======== ФРАГМЕНТ СТРАНИЦЫ

Я помню, когда в театральное пространство ворвался Борис Луценко со своим стилем и почерком, вокруг него тоже была своя команда. В театре у режиссера должны быть единомышленники. Некоторые режиссеры, пусть даже такие талантливые, как Захаров или Луценко, загораются и гаснут, не успевают раскрыть себя, не находят отклика. Для этого должны быть еще и благоприятные обстоятельства. Иногда зритель не хочет идти за творцом.

Когда я ступила на режиссерскую тропу, у меня уже сложилось мое мировоззрение и мое восприятие театра. Меня не сразу принимали актеры и зрители. У некоторых моих спектаклей сложная судьба. Находились те, кто неделями на кухнях восторженно обсуждал постановку “Папа, папа, бедный папа...” по Артуру Копиту, и те, кто после нее звонил: “Уберите Еренькову из театра! Она — разрушитель, ее нельзя держать в этих стенах”. Но иногда подсознание зрителя работало на этом спектакле, и появлялся отклик, обратная реакция, на которую я рассчитывала. 

Театр должен меняться. Все-таки на дворе другой век, другие скорости, другие способы выражения творческих и технических задач. Если это талантливо, почему это не может быть? Я не призываю к чему-то негативному. Но театр должен быть ярким, понятным, острым. Формы выражения могут быть любыми. Я не принимаю только документальный театр, когда на сцене дословно воспроизводят повседневную речь и ситуации. Для меня это не столь интересно. Все происходящее сегодня на планете для меня и есть документальный театр. Он поучает, настораживает и заставляет задумываться. Также не люблю постановки в стиле “Камеди Клаб”.

================
======== ИСХОДНЫЕ ДАННЫЕ

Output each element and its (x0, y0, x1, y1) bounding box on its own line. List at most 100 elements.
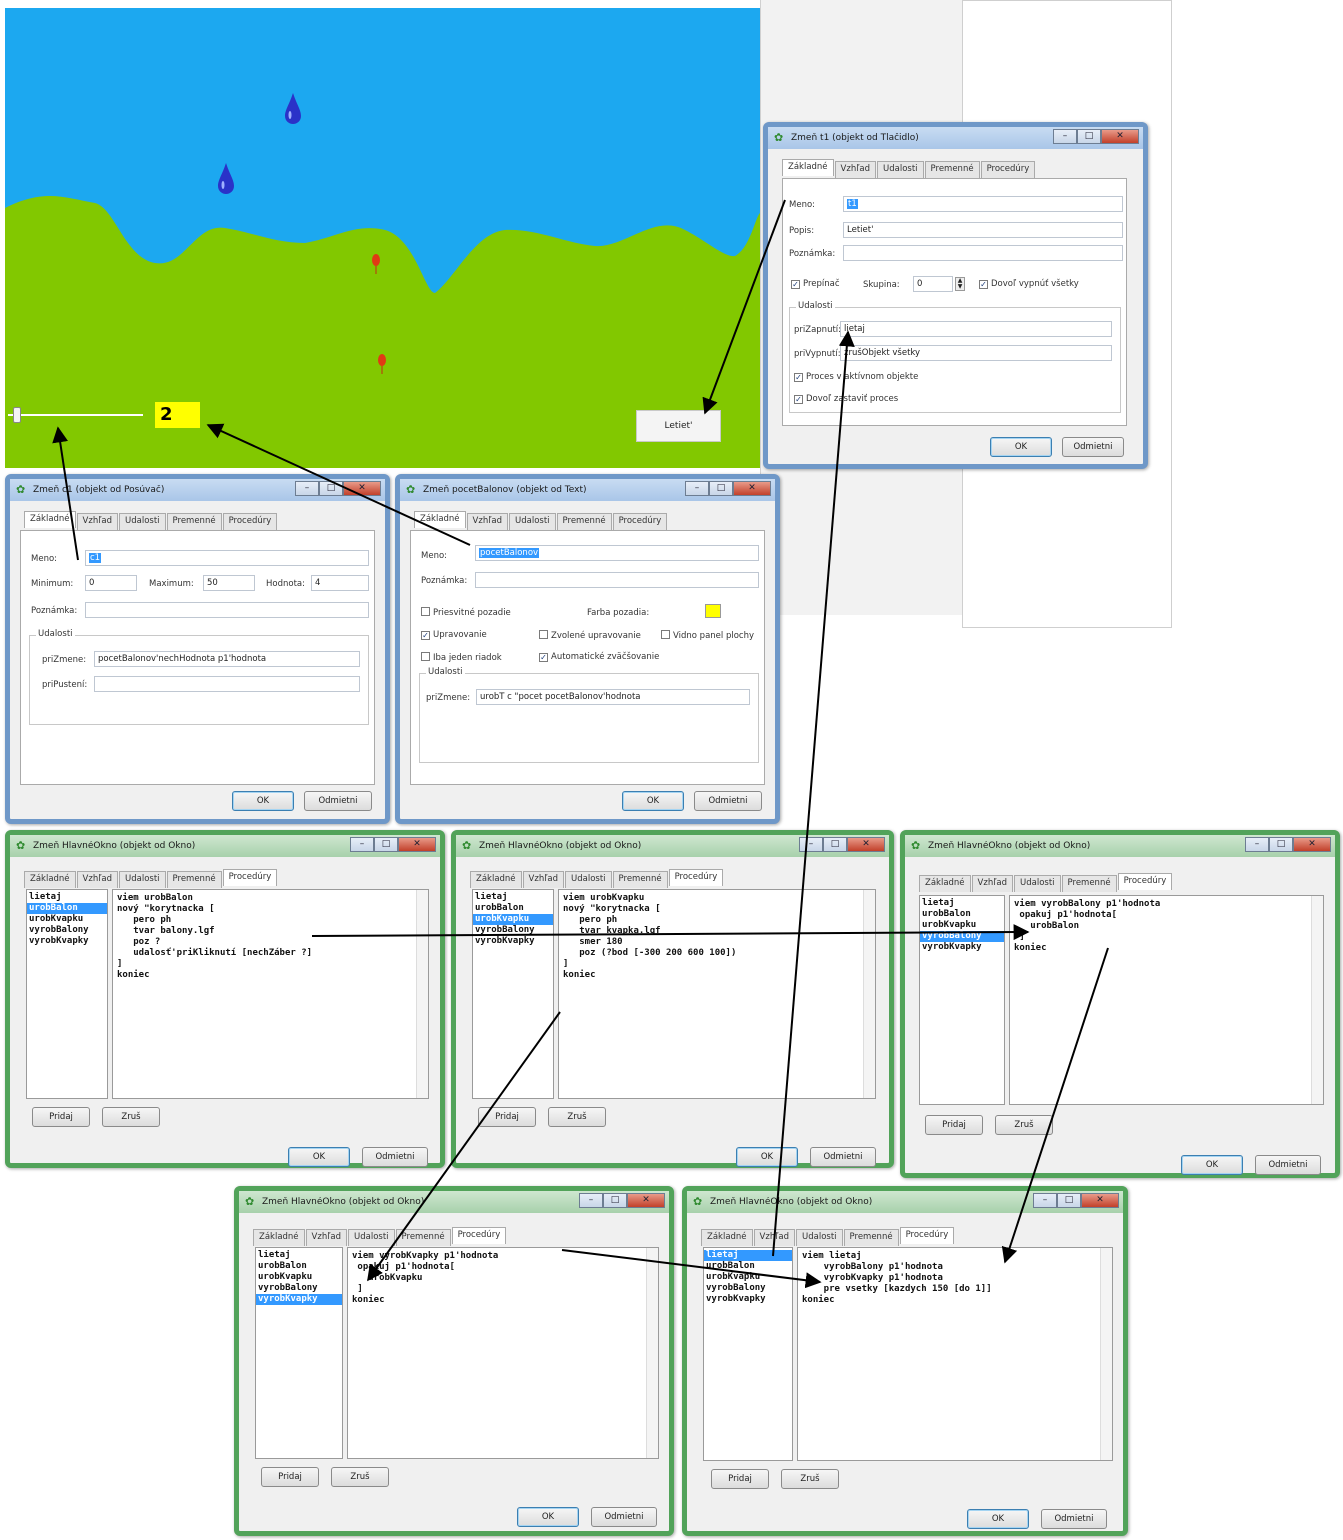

================

ЗАДАНИЕ 1:
Изложите фрагмент страницы в двух предложениях.
ЗАДАНИЕ 2:
По произведению какого автора, согласно фрагменту страницы, поставлен спектакль «Папа, папа, бедный папа...»?

РЕЗУЛЬТАТ ВЫПОЛНЕНИЯ 1:
Режиссеру в театре необходимы единомышленники и благоприятные обстоятельства, и даже талантливые постановщики, такие как Захаров или Луценко, порой не находят отклика. Спектакли автора, например «Папа, папа, бедный папа...» по Артуру Копиту, вызывали у зрителей и восторг, и резкое неприятие, а сам театр, по мнению автора, должен меняться и быть ярким, понятным и острым, без документального театра и постановок в стиле «Камеди Клаб».

РЕЗУЛЬТАТ ВЫПОЛНЕНИЯ 2:
По Артуру Копиту.